## Aim of the task
Determine how many lines include "marker". Give the number and nothing else.

## Extracted entries

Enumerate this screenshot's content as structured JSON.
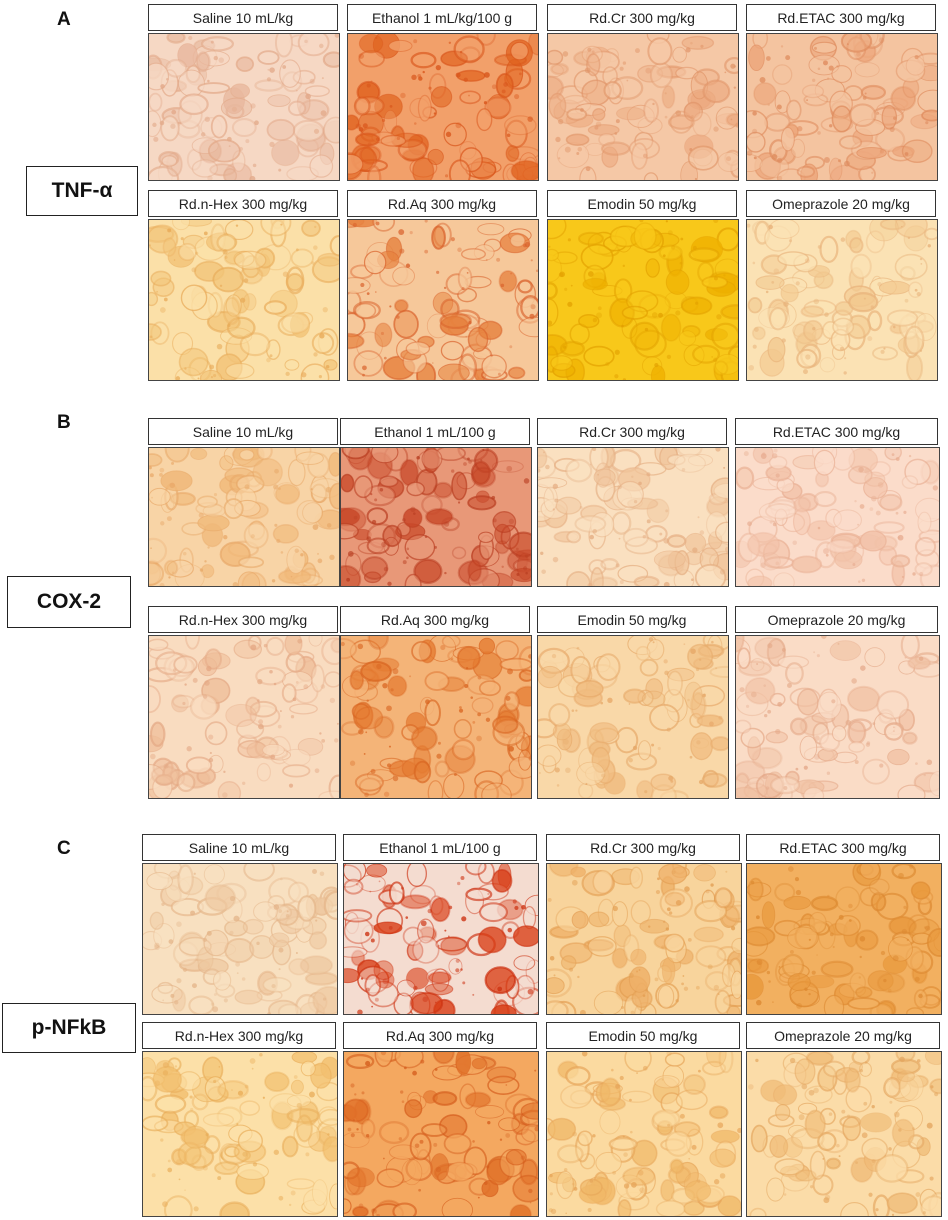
{
  "panels": [
    {
      "letter": "A",
      "marker": "TNF-α",
      "rows": [
        [
          {
            "label": "Saline 10 mL/kg",
            "base": "#f6d8c4",
            "spot": "#e8b89e",
            "stroke": "#e2a888"
          },
          {
            "label": "Ethanol 1 mL/kg/100 g",
            "base": "#f2a06a",
            "spot": "#e0621e",
            "stroke": "#d8541a"
          },
          {
            "label": "Rd.Cr 300 mg/kg",
            "base": "#f5c8a6",
            "spot": "#ecaa80",
            "stroke": "#e09468"
          },
          {
            "label": "Rd.ETAC 300 mg/kg",
            "base": "#f4c4a0",
            "spot": "#eca478",
            "stroke": "#de8a5c"
          }
        ],
        [
          {
            "label": "Rd.n-Hex 300 mg/kg",
            "base": "#fbe0a8",
            "spot": "#f2c478",
            "stroke": "#e8aa58"
          },
          {
            "label": "Rd.Aq 300 mg/kg",
            "base": "#f6c89a",
            "spot": "#e6803c",
            "stroke": "#d8602a"
          },
          {
            "label": "Emodin 50 mg/kg",
            "base": "#f8c81a",
            "spot": "#eeb000",
            "stroke": "#e2a000"
          },
          {
            "label": "Omeprazole 20 mg/kg",
            "base": "#fbe2b4",
            "spot": "#f2c88e",
            "stroke": "#e8b27a"
          }
        ]
      ]
    },
    {
      "letter": "B",
      "marker": "COX-2",
      "rows": [
        [
          {
            "label": "Saline 10 mL/kg",
            "base": "#f8d4a6",
            "spot": "#f0b878",
            "stroke": "#e8a868"
          },
          {
            "label": "Ethanol 1 mL/100 g",
            "base": "#e89878",
            "spot": "#c84828",
            "stroke": "#b83c20"
          },
          {
            "label": "Rd.Cr 300 mg/kg",
            "base": "#fae0c0",
            "spot": "#f0c49a",
            "stroke": "#e4ac80"
          },
          {
            "label": "Rd.ETAC 300 mg/kg",
            "base": "#fbdcca",
            "spot": "#f2c2a8",
            "stroke": "#e8ae92"
          }
        ],
        [
          {
            "label": "Rd.n-Hex 300 mg/kg",
            "base": "#f9dcc0",
            "spot": "#efbe9a",
            "stroke": "#e4a884"
          },
          {
            "label": "Rd.Aq 300 mg/kg",
            "base": "#f4b478",
            "spot": "#e47a30",
            "stroke": "#d86420"
          },
          {
            "label": "Emodin 50 mg/kg",
            "base": "#f9d8a8",
            "spot": "#f0bc80",
            "stroke": "#e6a868"
          },
          {
            "label": "Omeprazole 20 mg/kg",
            "base": "#fadcc6",
            "spot": "#f0c0a2",
            "stroke": "#e4a888"
          }
        ]
      ]
    },
    {
      "letter": "C",
      "marker": "p-NFkB",
      "rows": [
        [
          {
            "label": "Saline 10 mL/kg",
            "base": "#f8e0c0",
            "spot": "#eec8a0",
            "stroke": "#e4b488"
          },
          {
            "label": "Ethanol 1 mL/100 g",
            "base": "#f4dcd0",
            "spot": "#d83c14",
            "stroke": "#cc3010"
          },
          {
            "label": "Rd.Cr 300 mg/kg",
            "base": "#f8d49c",
            "spot": "#eeb068",
            "stroke": "#e29c50"
          },
          {
            "label": "Rd.ETAC 300 mg/kg",
            "base": "#f2b060",
            "spot": "#e8983c",
            "stroke": "#dc8830"
          }
        ],
        [
          {
            "label": "Rd.n-Hex 300 mg/kg",
            "base": "#fce0a8",
            "spot": "#f2c070",
            "stroke": "#e8ac58"
          },
          {
            "label": "Rd.Aq 300 mg/kg",
            "base": "#f4a860",
            "spot": "#e07028",
            "stroke": "#d45c1c"
          },
          {
            "label": "Emodin 50 mg/kg",
            "base": "#fbdaa0",
            "spot": "#f0b868",
            "stroke": "#e6a458"
          },
          {
            "label": "Omeprazole 20 mg/kg",
            "base": "#fbdca8",
            "spot": "#f0bc78",
            "stroke": "#e4a660"
          }
        ]
      ]
    }
  ]
}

## Result for this task
3